Required work
Copy out all the entries exactly.

Entries taken from a collection:
****************

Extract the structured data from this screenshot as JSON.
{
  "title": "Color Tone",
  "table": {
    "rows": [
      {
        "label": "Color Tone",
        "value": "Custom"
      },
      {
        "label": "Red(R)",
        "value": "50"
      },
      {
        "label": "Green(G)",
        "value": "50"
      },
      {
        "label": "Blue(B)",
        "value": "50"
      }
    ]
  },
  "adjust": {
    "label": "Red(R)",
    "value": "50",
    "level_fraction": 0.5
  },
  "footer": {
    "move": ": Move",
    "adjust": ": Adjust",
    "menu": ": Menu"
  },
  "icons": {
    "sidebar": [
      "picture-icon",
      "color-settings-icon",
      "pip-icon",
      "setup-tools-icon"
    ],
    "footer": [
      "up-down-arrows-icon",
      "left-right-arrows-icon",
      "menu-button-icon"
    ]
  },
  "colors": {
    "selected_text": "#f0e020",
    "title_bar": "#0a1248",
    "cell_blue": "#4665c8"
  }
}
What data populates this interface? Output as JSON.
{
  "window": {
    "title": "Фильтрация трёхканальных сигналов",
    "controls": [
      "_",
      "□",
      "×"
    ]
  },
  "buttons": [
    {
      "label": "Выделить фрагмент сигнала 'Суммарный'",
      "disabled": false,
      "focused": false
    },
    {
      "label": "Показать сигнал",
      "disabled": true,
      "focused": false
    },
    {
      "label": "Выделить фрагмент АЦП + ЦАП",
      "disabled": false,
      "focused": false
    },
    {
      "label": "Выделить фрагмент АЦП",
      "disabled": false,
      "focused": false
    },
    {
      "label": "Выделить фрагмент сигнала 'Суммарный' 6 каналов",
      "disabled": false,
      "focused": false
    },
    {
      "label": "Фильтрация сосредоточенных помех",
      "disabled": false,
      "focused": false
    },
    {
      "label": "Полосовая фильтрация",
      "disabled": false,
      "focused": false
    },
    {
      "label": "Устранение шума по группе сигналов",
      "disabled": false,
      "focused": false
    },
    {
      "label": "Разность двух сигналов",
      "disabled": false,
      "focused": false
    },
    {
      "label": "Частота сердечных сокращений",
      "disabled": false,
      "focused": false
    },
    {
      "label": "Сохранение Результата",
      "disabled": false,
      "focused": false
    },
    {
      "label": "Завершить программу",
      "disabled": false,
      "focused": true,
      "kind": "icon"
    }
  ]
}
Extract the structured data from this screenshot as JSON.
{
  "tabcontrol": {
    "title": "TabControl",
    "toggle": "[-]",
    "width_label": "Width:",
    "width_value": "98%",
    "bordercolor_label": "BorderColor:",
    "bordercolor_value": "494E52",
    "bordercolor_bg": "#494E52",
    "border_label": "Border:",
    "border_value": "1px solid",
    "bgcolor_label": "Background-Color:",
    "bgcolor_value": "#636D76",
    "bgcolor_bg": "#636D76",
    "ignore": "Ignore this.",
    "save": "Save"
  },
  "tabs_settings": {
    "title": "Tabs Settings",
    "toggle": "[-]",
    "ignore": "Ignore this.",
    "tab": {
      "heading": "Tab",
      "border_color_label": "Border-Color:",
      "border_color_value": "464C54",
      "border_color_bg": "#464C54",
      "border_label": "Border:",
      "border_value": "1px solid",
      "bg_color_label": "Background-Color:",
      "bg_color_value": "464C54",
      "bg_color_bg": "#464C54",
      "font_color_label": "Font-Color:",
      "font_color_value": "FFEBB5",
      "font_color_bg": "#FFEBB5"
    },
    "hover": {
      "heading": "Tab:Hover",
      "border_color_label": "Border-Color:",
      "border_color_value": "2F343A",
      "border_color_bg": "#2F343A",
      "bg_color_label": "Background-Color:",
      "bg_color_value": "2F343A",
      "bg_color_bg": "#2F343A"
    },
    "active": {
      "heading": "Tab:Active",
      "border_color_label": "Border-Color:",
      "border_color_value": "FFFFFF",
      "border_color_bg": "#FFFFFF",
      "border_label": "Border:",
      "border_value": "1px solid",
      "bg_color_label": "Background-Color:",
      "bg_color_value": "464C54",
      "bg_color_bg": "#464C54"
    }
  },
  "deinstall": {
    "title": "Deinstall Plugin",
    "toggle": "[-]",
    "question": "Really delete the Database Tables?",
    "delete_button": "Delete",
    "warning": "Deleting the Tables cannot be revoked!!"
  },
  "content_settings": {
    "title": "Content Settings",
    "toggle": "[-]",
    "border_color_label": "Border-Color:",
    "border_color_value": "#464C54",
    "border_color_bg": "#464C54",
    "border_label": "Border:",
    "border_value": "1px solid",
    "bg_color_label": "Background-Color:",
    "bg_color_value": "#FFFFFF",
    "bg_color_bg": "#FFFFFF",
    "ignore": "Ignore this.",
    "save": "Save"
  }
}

****************

Problem solution
Extract the structured data from this screenshot as JSON.
{
  "title": "Color Tone",
  "table": {
    "rows": [
      {
        "label": "Color Tone",
        "value": "Custom"
      },
      {
        "label": "Red(R)",
        "value": "50"
      },
      {
        "label": "Green(G)",
        "value": "50"
      },
      {
        "label": "Blue(B)",
        "value": "50"
      }
    ]
  },
  "adjust": {
    "label": "Red(R)",
    "value": "50",
    "level_fraction": 0.5
  },
  "footer": {
    "move": ": Move",
    "adjust": ": Adjust",
    "menu": ": Menu"
  },
  "icons": {
    "sidebar": [
      "picture-icon",
      "color-settings-icon",
      "pip-icon",
      "setup-tools-icon"
    ],
    "footer": [
      "up-down-arrows-icon",
      "left-right-arrows-icon",
      "menu-button-icon"
    ]
  },
  "colors": {
    "selected_text": "#f0e020",
    "title_bar": "#0a1248",
    "cell_blue": "#4665c8"
  }
}
What data populates this interface? Output as JSON.
{
  "window": {
    "title": "Фильтрация трёхканальных сигналов",
    "controls": [
      "_",
      "□",
      "×"
    ]
  },
  "buttons": [
    {
      "label": "Выделить фрагмент сигнала 'Суммарный'",
      "disabled": false,
      "focused": false
    },
    {
      "label": "Показать сигнал",
      "disabled": true,
      "focused": false
    },
    {
      "label": "Выделить фрагмент АЦП + ЦАП",
      "disabled": false,
      "focused": false
    },
    {
      "label": "Выделить фрагмент АЦП",
      "disabled": false,
      "focused": false
    },
    {
      "label": "Выделить фрагмент сигнала 'Суммарный' 6 каналов",
      "disabled": false,
      "focused": false
    },
    {
      "label": "Фильтрация сосредоточенных помех",
      "disabled": false,
      "focused": false
    },
    {
      "label": "Полосовая фильтрация",
      "disabled": false,
      "focused": false
    },
    {
      "label": "Устранение шума по группе сигналов",
      "disabled": false,
      "focused": false
    },
    {
      "label": "Разность двух сигналов",
      "disabled": false,
      "focused": false
    },
    {
      "label": "Частота сердечных сокращений",
      "disabled": false,
      "focused": false
    },
    {
      "label": "Сохранение Результата",
      "disabled": false,
      "focused": false
    },
    {
      "label": "Завершить программу",
      "disabled": false,
      "focused": true,
      "kind": "icon"
    }
  ]
}
Extract the structured data from this screenshot as JSON.
{
  "tabcontrol": {
    "title": "TabControl",
    "toggle": "[-]",
    "width_label": "Width:",
    "width_value": "98%",
    "bordercolor_label": "BorderColor:",
    "bordercolor_value": "494E52",
    "bordercolor_bg": "#494E52",
    "border_label": "Border:",
    "border_value": "1px solid",
    "bgcolor_label": "Background-Color:",
    "bgcolor_value": "#636D76",
    "bgcolor_bg": "#636D76",
    "ignore": "Ignore this.",
    "save": "Save"
  },
  "tabs_settings": {
    "title": "Tabs Settings",
    "toggle": "[-]",
    "ignore": "Ignore this.",
    "tab": {
      "heading": "Tab",
      "border_color_label": "Border-Color:",
      "border_color_value": "464C54",
      "border_color_bg": "#464C54",
      "border_label": "Border:",
      "border_value": "1px solid",
      "bg_color_label": "Background-Color:",
      "bg_color_value": "464C54",
      "bg_color_bg": "#464C54",
      "font_color_label": "Font-Color:",
      "font_color_value": "FFEBB5",
      "font_color_bg": "#FFEBB5"
    },
    "hover": {
      "heading": "Tab:Hover",
      "border_color_label": "Border-Color:",
      "border_color_value": "2F343A",
      "border_color_bg": "#2F343A",
      "bg_color_label": "Background-Color:",
      "bg_color_value": "2F343A",
      "bg_color_bg": "#2F343A"
    },
    "active": {
      "heading": "Tab:Active",
      "border_color_label": "Border-Color:",
      "border_color_value": "FFFFFF",
      "border_color_bg": "#FFFFFF",
      "border_label": "Border:",
      "border_value": "1px solid",
      "bg_color_label": "Background-Color:",
      "bg_color_value": "464C54",
      "bg_color_bg": "#464C54"
    }
  },
  "deinstall": {
    "title": "Deinstall Plugin",
    "toggle": "[-]",
    "question": "Really delete the Database Tables?",
    "delete_button": "Delete",
    "warning": "Deleting the Tables cannot be revoked!!"
  },
  "content_settings": {
    "title": "Content Settings",
    "toggle": "[-]",
    "border_color_label": "Border-Color:",
    "border_color_value": "#464C54",
    "border_color_bg": "#464C54",
    "border_label": "Border:",
    "border_value": "1px solid",
    "bg_color_label": "Background-Color:",
    "bg_color_value": "#FFFFFF",
    "bg_color_bg": "#FFFFFF",
    "ignore": "Ignore this.",
    "save": "Save"
  }
}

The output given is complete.